> Task brief: Return every line from the first one below through the line that contains "remark-line-3: ○ 신청", both included, reproducing each without any change.

> Data rows:
________________________________________

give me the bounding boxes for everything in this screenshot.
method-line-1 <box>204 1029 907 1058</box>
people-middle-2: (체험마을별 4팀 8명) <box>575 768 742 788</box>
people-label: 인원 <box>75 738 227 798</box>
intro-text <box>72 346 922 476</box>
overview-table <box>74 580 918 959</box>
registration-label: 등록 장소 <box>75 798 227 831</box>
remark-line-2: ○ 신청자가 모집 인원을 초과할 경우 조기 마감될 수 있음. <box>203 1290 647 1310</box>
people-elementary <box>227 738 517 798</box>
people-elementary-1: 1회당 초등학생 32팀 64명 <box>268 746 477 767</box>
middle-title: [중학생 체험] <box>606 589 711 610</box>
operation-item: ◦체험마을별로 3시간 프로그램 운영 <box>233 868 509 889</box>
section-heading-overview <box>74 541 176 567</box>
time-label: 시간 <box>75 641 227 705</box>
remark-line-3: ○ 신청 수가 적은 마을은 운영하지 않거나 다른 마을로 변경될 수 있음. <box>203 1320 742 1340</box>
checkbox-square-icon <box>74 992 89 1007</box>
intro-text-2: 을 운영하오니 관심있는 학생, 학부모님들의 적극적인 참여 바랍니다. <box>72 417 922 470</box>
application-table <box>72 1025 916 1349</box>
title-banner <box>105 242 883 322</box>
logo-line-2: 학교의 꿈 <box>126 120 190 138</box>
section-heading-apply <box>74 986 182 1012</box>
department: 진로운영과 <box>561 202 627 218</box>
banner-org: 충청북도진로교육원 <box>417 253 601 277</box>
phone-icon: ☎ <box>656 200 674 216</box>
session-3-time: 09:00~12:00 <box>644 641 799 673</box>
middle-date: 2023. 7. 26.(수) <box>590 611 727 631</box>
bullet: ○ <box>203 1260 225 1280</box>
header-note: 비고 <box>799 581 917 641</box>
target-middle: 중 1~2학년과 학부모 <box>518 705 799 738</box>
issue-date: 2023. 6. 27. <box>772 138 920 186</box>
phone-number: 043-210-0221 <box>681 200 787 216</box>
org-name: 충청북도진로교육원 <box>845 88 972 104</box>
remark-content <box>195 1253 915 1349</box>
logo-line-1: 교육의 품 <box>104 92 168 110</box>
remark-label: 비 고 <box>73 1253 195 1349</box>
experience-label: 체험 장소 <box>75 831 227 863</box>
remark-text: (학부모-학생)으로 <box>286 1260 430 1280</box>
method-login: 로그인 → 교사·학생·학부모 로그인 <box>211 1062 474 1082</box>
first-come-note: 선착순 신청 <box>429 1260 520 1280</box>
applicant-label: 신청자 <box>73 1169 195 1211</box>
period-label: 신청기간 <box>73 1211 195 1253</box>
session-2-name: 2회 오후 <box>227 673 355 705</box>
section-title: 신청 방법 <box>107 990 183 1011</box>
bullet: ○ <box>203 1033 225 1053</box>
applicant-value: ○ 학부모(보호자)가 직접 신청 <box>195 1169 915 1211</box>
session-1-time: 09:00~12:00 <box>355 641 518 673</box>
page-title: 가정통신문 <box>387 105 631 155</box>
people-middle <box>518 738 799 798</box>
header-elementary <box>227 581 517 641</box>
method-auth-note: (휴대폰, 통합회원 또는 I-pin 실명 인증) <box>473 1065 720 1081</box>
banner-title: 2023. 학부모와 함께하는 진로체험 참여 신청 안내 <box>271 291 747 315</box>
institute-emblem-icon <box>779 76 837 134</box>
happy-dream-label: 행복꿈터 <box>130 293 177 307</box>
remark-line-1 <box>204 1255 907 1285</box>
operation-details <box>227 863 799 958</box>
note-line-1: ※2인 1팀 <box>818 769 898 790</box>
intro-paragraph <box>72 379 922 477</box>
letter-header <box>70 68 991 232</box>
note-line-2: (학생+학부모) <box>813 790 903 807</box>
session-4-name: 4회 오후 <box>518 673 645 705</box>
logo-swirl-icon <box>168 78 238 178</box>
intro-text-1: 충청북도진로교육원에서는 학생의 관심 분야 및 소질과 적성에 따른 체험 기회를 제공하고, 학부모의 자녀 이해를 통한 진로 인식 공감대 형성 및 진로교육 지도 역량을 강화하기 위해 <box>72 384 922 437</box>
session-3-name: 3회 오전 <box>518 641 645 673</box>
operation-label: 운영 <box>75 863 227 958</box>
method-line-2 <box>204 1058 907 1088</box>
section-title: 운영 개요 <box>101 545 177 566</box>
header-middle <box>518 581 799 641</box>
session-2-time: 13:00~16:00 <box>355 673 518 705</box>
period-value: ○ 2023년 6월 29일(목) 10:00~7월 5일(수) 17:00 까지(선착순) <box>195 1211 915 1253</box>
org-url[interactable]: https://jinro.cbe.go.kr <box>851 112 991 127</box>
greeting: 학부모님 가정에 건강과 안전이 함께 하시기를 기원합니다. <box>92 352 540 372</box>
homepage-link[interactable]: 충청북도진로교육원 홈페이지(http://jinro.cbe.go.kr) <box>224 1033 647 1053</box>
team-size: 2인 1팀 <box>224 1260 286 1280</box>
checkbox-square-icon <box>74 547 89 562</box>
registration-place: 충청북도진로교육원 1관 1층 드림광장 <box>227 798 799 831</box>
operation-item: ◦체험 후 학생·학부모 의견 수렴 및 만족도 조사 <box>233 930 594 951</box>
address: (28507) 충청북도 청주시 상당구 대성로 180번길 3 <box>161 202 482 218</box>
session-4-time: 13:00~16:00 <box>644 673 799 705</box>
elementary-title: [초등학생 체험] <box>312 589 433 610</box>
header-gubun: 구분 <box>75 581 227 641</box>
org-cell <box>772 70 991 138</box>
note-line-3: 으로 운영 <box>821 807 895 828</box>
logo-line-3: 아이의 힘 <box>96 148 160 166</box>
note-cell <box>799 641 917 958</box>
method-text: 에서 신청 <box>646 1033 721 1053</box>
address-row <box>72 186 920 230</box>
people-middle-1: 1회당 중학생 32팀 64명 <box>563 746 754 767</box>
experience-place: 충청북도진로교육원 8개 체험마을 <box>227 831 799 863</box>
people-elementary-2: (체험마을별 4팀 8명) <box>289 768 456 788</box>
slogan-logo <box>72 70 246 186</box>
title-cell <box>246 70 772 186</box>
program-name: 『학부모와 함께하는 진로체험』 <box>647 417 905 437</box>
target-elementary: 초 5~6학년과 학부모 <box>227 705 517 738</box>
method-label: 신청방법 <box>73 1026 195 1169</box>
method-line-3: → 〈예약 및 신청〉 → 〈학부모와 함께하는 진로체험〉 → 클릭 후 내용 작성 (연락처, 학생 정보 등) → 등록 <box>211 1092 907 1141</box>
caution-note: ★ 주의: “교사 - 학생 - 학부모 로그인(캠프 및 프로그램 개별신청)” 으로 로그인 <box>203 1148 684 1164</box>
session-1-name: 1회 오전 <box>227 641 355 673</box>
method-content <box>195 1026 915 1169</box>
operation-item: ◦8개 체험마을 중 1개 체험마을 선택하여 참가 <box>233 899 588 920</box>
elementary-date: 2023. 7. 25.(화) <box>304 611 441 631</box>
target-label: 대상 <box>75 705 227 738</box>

________________________________________

> Solution to the exercise:
give me the bounding boxes for everything in this screenshot.
method-line-1 <box>204 1029 907 1058</box>
people-middle-2: (체험마을별 4팀 8명) <box>575 768 742 788</box>
people-label: 인원 <box>75 738 227 798</box>
intro-text <box>72 346 922 476</box>
overview-table <box>74 580 918 959</box>
registration-label: 등록 장소 <box>75 798 227 831</box>
remark-line-2: ○ 신청자가 모집 인원을 초과할 경우 조기 마감될 수 있음. <box>203 1290 647 1310</box>
people-elementary <box>227 738 517 798</box>
people-elementary-1: 1회당 초등학생 32팀 64명 <box>268 746 477 767</box>
middle-title: [중학생 체험] <box>606 589 711 610</box>
operation-item: ◦체험마을별로 3시간 프로그램 운영 <box>233 868 509 889</box>
section-heading-overview <box>74 541 176 567</box>
time-label: 시간 <box>75 641 227 705</box>
remark-line-3: ○ 신청 수가 적은 마을은 운영하지 않거나 다른 마을로 변경될 수 있음. <box>203 1320 742 1340</box>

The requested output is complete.